Items from a figure collection
========================================

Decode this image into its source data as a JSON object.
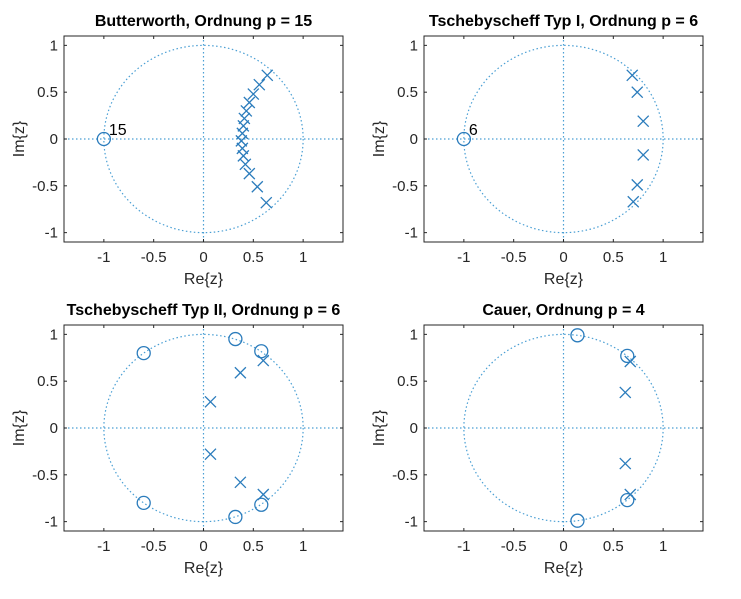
{
  "colors": {
    "marker": "#2b7cbc",
    "guide": "#4a9fd4",
    "axis": "#262626"
  },
  "chart_data": [
    {
      "type": "scatter",
      "title": "Butterworth, Ordnung p = 15",
      "xlabel": "Re{z}",
      "ylabel": "Im{z}",
      "xlim": [
        -1.4,
        1.4
      ],
      "ylim": [
        -1.1,
        1.1
      ],
      "xticks": [
        -1,
        -0.5,
        0,
        0.5,
        1
      ],
      "yticks": [
        -1,
        -0.5,
        0,
        0.5,
        1
      ],
      "xtick_labels": [
        "-1",
        "-0.5",
        "0",
        "0.5",
        "1"
      ],
      "ytick_labels": [
        "-1",
        "-0.5",
        "0",
        "0.5",
        "1"
      ],
      "unit_circle": true,
      "zeros": [
        [
          -1,
          0
        ]
      ],
      "poles": [
        [
          0.64,
          0.68
        ],
        [
          0.56,
          0.58
        ],
        [
          0.5,
          0.48
        ],
        [
          0.46,
          0.39
        ],
        [
          0.43,
          0.3
        ],
        [
          0.41,
          0.22
        ],
        [
          0.4,
          0.14
        ],
        [
          0.39,
          0.06
        ],
        [
          0.38,
          -0.02
        ],
        [
          0.39,
          -0.1
        ],
        [
          0.4,
          -0.18
        ],
        [
          0.42,
          -0.27
        ],
        [
          0.46,
          -0.37
        ],
        [
          0.54,
          -0.51
        ],
        [
          0.63,
          -0.68
        ]
      ],
      "annotation": {
        "text": "15",
        "at": [
          -1,
          0
        ]
      }
    },
    {
      "type": "scatter",
      "title": "Tschebyscheff Typ I, Ordnung p = 6",
      "xlabel": "Re{z}",
      "ylabel": "Im{z}",
      "xlim": [
        -1.4,
        1.4
      ],
      "ylim": [
        -1.1,
        1.1
      ],
      "xticks": [
        -1,
        -0.5,
        0,
        0.5,
        1
      ],
      "yticks": [
        -1,
        -0.5,
        0,
        0.5,
        1
      ],
      "xtick_labels": [
        "-1",
        "-0.5",
        "0",
        "0.5",
        "1"
      ],
      "ytick_labels": [
        "-1",
        "-0.5",
        "0",
        "0.5",
        "1"
      ],
      "unit_circle": true,
      "zeros": [
        [
          -1,
          0
        ]
      ],
      "poles": [
        [
          0.69,
          0.68
        ],
        [
          0.74,
          0.5
        ],
        [
          0.8,
          0.19
        ],
        [
          0.8,
          -0.17
        ],
        [
          0.74,
          -0.49
        ],
        [
          0.7,
          -0.67
        ]
      ],
      "annotation": {
        "text": "6",
        "at": [
          -1,
          0
        ]
      }
    },
    {
      "type": "scatter",
      "title": "Tschebyscheff Typ II, Ordnung p = 6",
      "xlabel": "Re{z}",
      "ylabel": "Im{z}",
      "xlim": [
        -1.4,
        1.4
      ],
      "ylim": [
        -1.1,
        1.1
      ],
      "xticks": [
        -1,
        -0.5,
        0,
        0.5,
        1
      ],
      "yticks": [
        -1,
        -0.5,
        0,
        0.5,
        1
      ],
      "xtick_labels": [
        "-1",
        "-0.5",
        "0",
        "0.5",
        "1"
      ],
      "ytick_labels": [
        "-1",
        "-0.5",
        "0",
        "0.5",
        "1"
      ],
      "unit_circle": true,
      "zeros": [
        [
          -0.6,
          0.8
        ],
        [
          0.32,
          0.95
        ],
        [
          0.58,
          0.82
        ],
        [
          -0.6,
          -0.8
        ],
        [
          0.32,
          -0.95
        ],
        [
          0.58,
          -0.82
        ]
      ],
      "poles": [
        [
          0.07,
          0.28
        ],
        [
          0.37,
          0.59
        ],
        [
          0.6,
          0.72
        ],
        [
          0.07,
          -0.28
        ],
        [
          0.37,
          -0.58
        ],
        [
          0.6,
          -0.71
        ]
      ]
    },
    {
      "type": "scatter",
      "title": "Cauer, Ordnung p = 4",
      "xlabel": "Re{z}",
      "ylabel": "Im{z}",
      "xlim": [
        -1.4,
        1.4
      ],
      "ylim": [
        -1.1,
        1.1
      ],
      "xticks": [
        -1,
        -0.5,
        0,
        0.5,
        1
      ],
      "yticks": [
        -1,
        -0.5,
        0,
        0.5,
        1
      ],
      "xtick_labels": [
        "-1",
        "-0.5",
        "0",
        "0.5",
        "1"
      ],
      "ytick_labels": [
        "-1",
        "-0.5",
        "0",
        "0.5",
        "1"
      ],
      "unit_circle": true,
      "zeros": [
        [
          0.14,
          0.99
        ],
        [
          0.64,
          0.77
        ],
        [
          0.14,
          -0.99
        ],
        [
          0.64,
          -0.77
        ]
      ],
      "poles": [
        [
          0.67,
          0.71
        ],
        [
          0.62,
          0.38
        ],
        [
          0.62,
          -0.38
        ],
        [
          0.67,
          -0.71
        ]
      ]
    }
  ]
}
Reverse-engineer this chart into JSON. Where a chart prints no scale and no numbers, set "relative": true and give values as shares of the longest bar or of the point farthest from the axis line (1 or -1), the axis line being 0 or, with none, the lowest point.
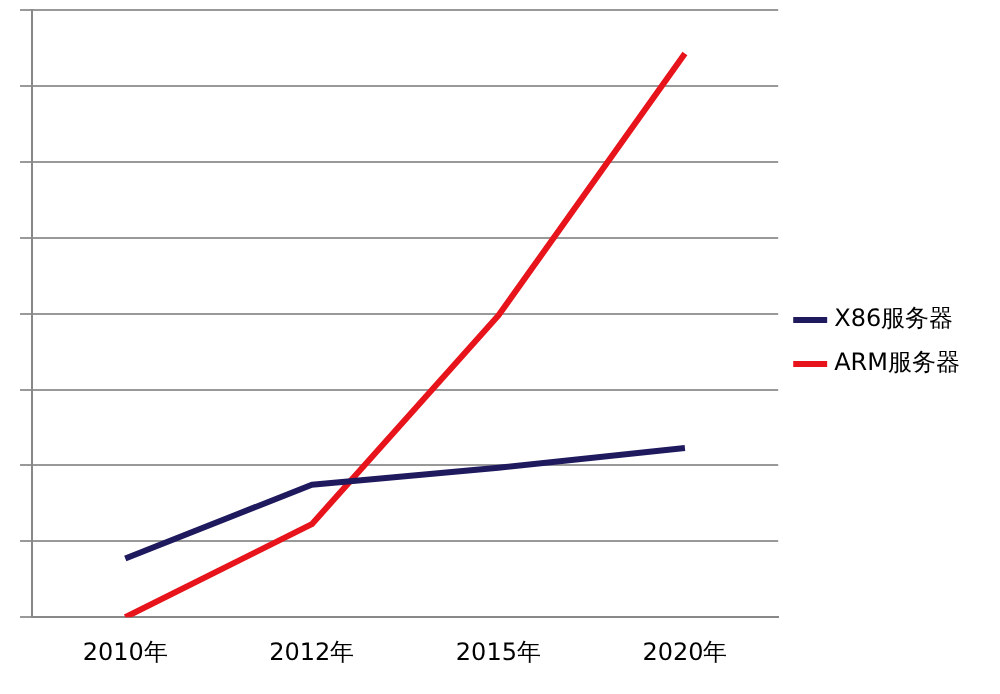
{
  "chart_data": {
    "type": "line",
    "relative": true,
    "categories": [
      "2010年",
      "2012年",
      "2015年",
      "2020年"
    ],
    "series": [
      {
        "name": "X86服务器",
        "color": "#1f1a5e",
        "values": [
          0.104,
          0.235,
          0.265,
          0.3
        ]
      },
      {
        "name": "ARM服务器",
        "color": "#e8141c",
        "values": [
          0,
          0.165,
          0.535,
          1
        ]
      }
    ],
    "grid": "y",
    "legend": "right",
    "marker": "none",
    "line_style": "solid"
  }
}
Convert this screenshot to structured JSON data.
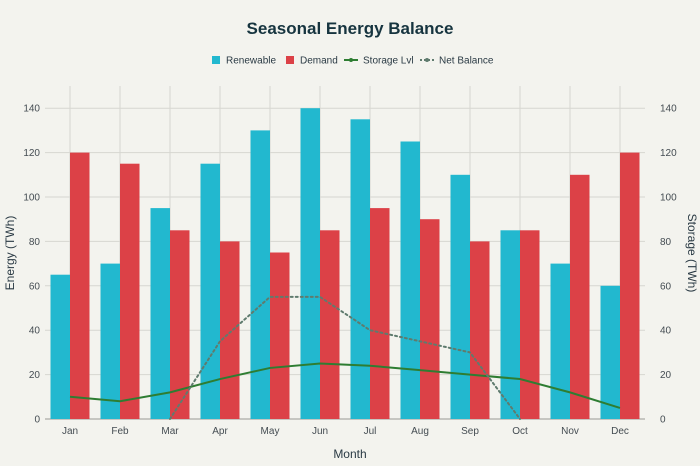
{
  "chart_data": {
    "type": "bar",
    "title": "Seasonal Energy Balance",
    "xlabel": "Month",
    "ylabel": "Energy (TWh)",
    "y2label": "Storage (TWh)",
    "ylim": [
      0,
      150
    ],
    "y2lim": [
      0,
      150
    ],
    "yticks": [
      0,
      20,
      40,
      60,
      80,
      100,
      120,
      140
    ],
    "grid": true,
    "legend_position": "top-center",
    "categories": [
      "Jan",
      "Feb",
      "Mar",
      "Apr",
      "May",
      "Jun",
      "Jul",
      "Aug",
      "Sep",
      "Oct",
      "Nov",
      "Dec"
    ],
    "series": [
      {
        "name": "Renewable",
        "type": "bar",
        "axis": "left",
        "color": "#22b8cf",
        "values": [
          65,
          70,
          95,
          115,
          130,
          140,
          135,
          125,
          110,
          85,
          70,
          60
        ]
      },
      {
        "name": "Demand",
        "type": "bar",
        "axis": "left",
        "color": "#dc4147",
        "values": [
          120,
          115,
          85,
          80,
          75,
          85,
          95,
          90,
          80,
          85,
          110,
          120
        ]
      },
      {
        "name": "Storage Lvl",
        "type": "line",
        "axis": "right",
        "color": "#2e7d32",
        "values": [
          10,
          8,
          12,
          18,
          23,
          25,
          24,
          22,
          20,
          18,
          12,
          5
        ]
      },
      {
        "name": "Net Balance",
        "type": "line",
        "style": "dotted",
        "axis": "right",
        "color": "#5f7b6e",
        "values": [
          null,
          null,
          0,
          35,
          55,
          55,
          40,
          35,
          30,
          0,
          null,
          null
        ]
      }
    ]
  }
}
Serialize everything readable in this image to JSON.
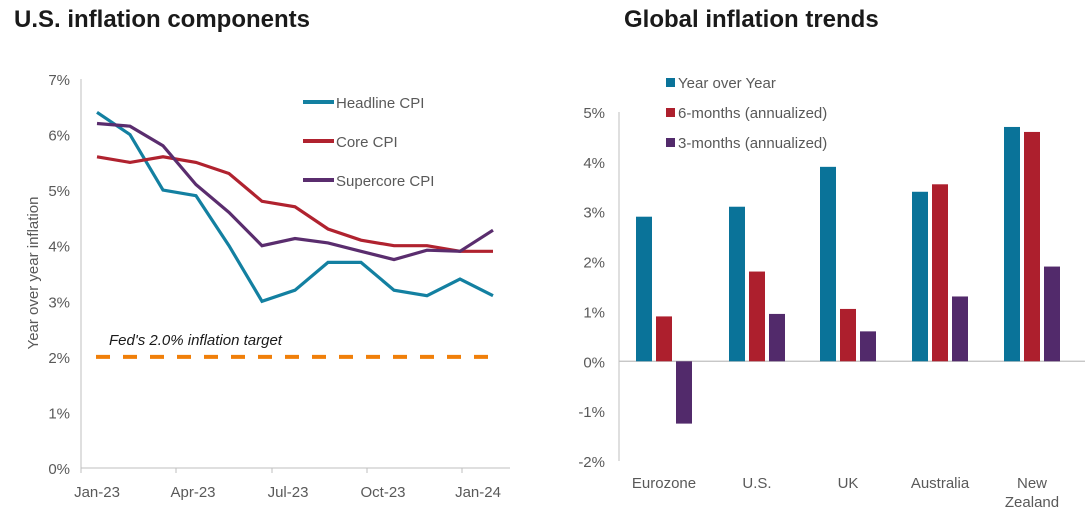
{
  "chart_data": [
    {
      "type": "line",
      "title": "U.S. inflation components",
      "xlabel": "",
      "ylabel": "Year over year inflation",
      "ylim": [
        0,
        7
      ],
      "yticks": [
        "0%",
        "1%",
        "2%",
        "3%",
        "4%",
        "5%",
        "6%",
        "7%"
      ],
      "xticks": [
        "Jan-23",
        "Apr-23",
        "Jul-23",
        "Oct-23",
        "Jan-24"
      ],
      "x": [
        "Jan-23",
        "Feb-23",
        "Mar-23",
        "Apr-23",
        "May-23",
        "Jun-23",
        "Jul-23",
        "Aug-23",
        "Sep-23",
        "Oct-23",
        "Nov-23",
        "Dec-23",
        "Jan-24"
      ],
      "series": [
        {
          "name": "Headline CPI",
          "color": "#1380A1",
          "values": [
            6.4,
            6.0,
            5.0,
            4.9,
            4.0,
            3.0,
            3.2,
            3.7,
            3.7,
            3.2,
            3.1,
            3.4,
            3.1
          ]
        },
        {
          "name": "Core CPI",
          "color": "#B0222F",
          "values": [
            5.6,
            5.5,
            5.6,
            5.5,
            5.3,
            4.8,
            4.7,
            4.3,
            4.1,
            4.0,
            4.0,
            3.9,
            3.9
          ]
        },
        {
          "name": "Supercore CPI",
          "color": "#5A2D6E",
          "values": [
            6.2,
            6.15,
            5.8,
            5.1,
            4.6,
            4.0,
            4.13,
            4.05,
            3.9,
            3.75,
            3.92,
            3.9,
            4.28
          ]
        }
      ],
      "reference_line": {
        "label": "Fed's 2.0% inflation target",
        "value": 2.0,
        "color": "#F07F09"
      },
      "legend": "top-right",
      "grid": false
    },
    {
      "type": "bar",
      "title": "Global inflation trends",
      "xlabel": "",
      "ylabel": "",
      "ylim": [
        -2,
        5
      ],
      "yticks": [
        "-2%",
        "-1%",
        "0%",
        "1%",
        "2%",
        "3%",
        "4%",
        "5%"
      ],
      "categories": [
        "Eurozone",
        "U.S.",
        "UK",
        "Australia",
        "New Zealand"
      ],
      "series": [
        {
          "name": "Year over Year",
          "color": "#0A7399",
          "values": [
            2.9,
            3.1,
            3.9,
            3.4,
            4.7
          ]
        },
        {
          "name": "6-months (annualized)",
          "color": "#AD1F2D",
          "values": [
            0.9,
            1.8,
            1.05,
            3.55,
            4.6
          ]
        },
        {
          "name": "3-months (annualized)",
          "color": "#522A6B",
          "values": [
            -1.25,
            0.95,
            0.6,
            1.3,
            1.9
          ]
        }
      ],
      "legend": "top-left",
      "grid": false
    }
  ]
}
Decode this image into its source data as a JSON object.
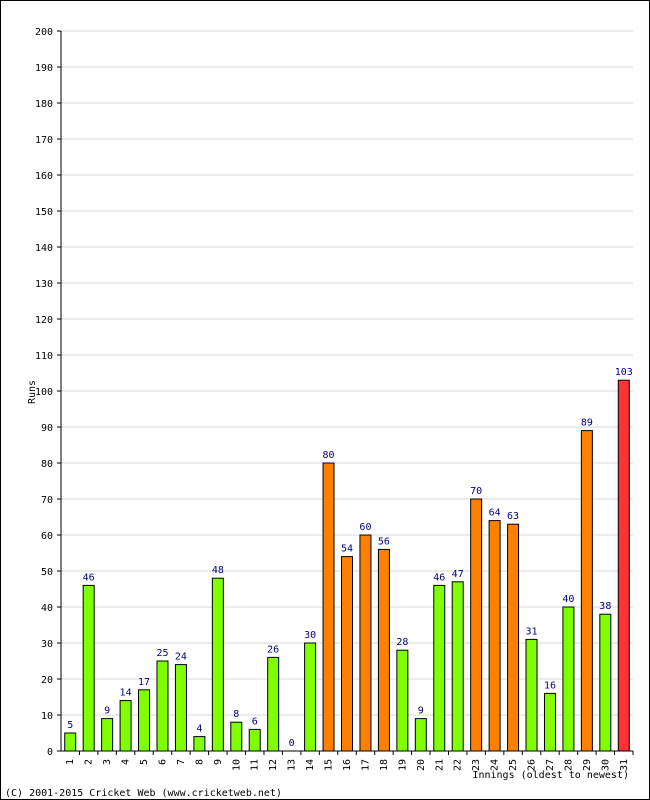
{
  "chart_data": {
    "type": "bar",
    "title": "",
    "xlabel": "Innings (oldest to newest)",
    "ylabel": "Runs",
    "ylim": [
      0,
      200
    ],
    "y_ticks": [
      0,
      10,
      20,
      30,
      40,
      50,
      60,
      70,
      80,
      90,
      100,
      110,
      120,
      130,
      140,
      150,
      160,
      170,
      180,
      190,
      200
    ],
    "categories": [
      "1",
      "2",
      "3",
      "4",
      "5",
      "6",
      "7",
      "8",
      "9",
      "10",
      "11",
      "12",
      "13",
      "14",
      "15",
      "16",
      "17",
      "18",
      "19",
      "20",
      "21",
      "22",
      "23",
      "24",
      "25",
      "26",
      "27",
      "28",
      "29",
      "30",
      "31"
    ],
    "values": [
      5,
      46,
      9,
      14,
      17,
      25,
      24,
      4,
      48,
      8,
      6,
      26,
      0,
      30,
      80,
      54,
      60,
      56,
      28,
      9,
      46,
      47,
      70,
      64,
      63,
      31,
      16,
      40,
      89,
      38,
      103
    ],
    "grid": true,
    "legend": "none",
    "color_rule": {
      "under_50": "#80ff00",
      "fifty_to_99": "#ff8000",
      "hundred_plus": "#ff3333"
    },
    "colors": {
      "bar_outline": "#000000",
      "value_label": "#000080",
      "gridline": "#d8d8d8"
    }
  },
  "footer": {
    "copyright": "(C) 2001-2015 Cricket Web (www.cricketweb.net)"
  }
}
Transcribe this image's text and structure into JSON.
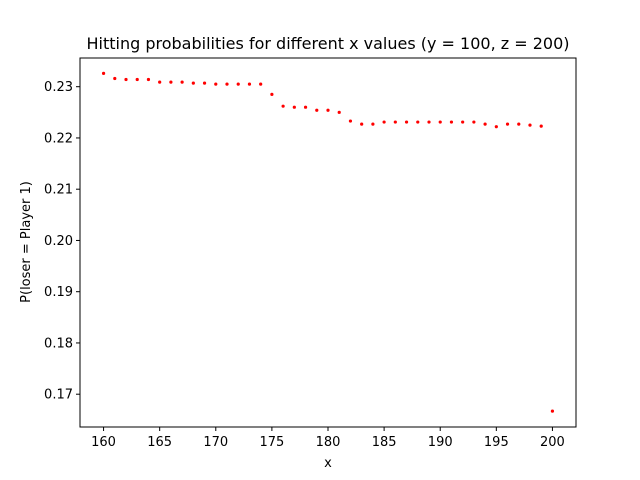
{
  "chart_data": {
    "type": "scatter",
    "title": "Hitting probabilities for different x values (y = 100, z = 200)",
    "xlabel": "x",
    "ylabel": "P(loser = Player 1)",
    "xlim": [
      157.9,
      202.1
    ],
    "ylim": [
      0.1636,
      0.2356
    ],
    "xticks": [
      160,
      165,
      170,
      175,
      180,
      185,
      190,
      195,
      200
    ],
    "xtick_labels": [
      "160",
      "165",
      "170",
      "175",
      "180",
      "185",
      "190",
      "195",
      "200"
    ],
    "yticks": [
      0.17,
      0.18,
      0.19,
      0.2,
      0.21,
      0.22,
      0.23
    ],
    "ytick_labels": [
      "0.17",
      "0.18",
      "0.19",
      "0.20",
      "0.21",
      "0.22",
      "0.23"
    ],
    "grid": false,
    "legend": "none",
    "point_color": "#ff0000",
    "series": [
      {
        "x": [
          160,
          161,
          162,
          163,
          164,
          165,
          166,
          167,
          168,
          169,
          170,
          171,
          172,
          173,
          174,
          175,
          176,
          177,
          178,
          179,
          180,
          181,
          182,
          183,
          184,
          185,
          186,
          187,
          188,
          189,
          190,
          191,
          192,
          193,
          194,
          195,
          196,
          197,
          198,
          199,
          200
        ],
        "y": [
          0.2326,
          0.2316,
          0.2314,
          0.2314,
          0.2314,
          0.2309,
          0.2309,
          0.2309,
          0.2307,
          0.2307,
          0.2305,
          0.2305,
          0.2305,
          0.2305,
          0.2305,
          0.2285,
          0.2262,
          0.226,
          0.226,
          0.2254,
          0.2254,
          0.225,
          0.2233,
          0.2227,
          0.2227,
          0.2231,
          0.2231,
          0.2231,
          0.2231,
          0.2231,
          0.2231,
          0.2231,
          0.2231,
          0.2231,
          0.2227,
          0.2222,
          0.2227,
          0.2227,
          0.2225,
          0.2223,
          0.1667
        ]
      }
    ]
  }
}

========================================

Each line holding "Year" must be found and copied.

The reply -
      "ylabel": "Year over year inflation",
          "name": "Year over Year",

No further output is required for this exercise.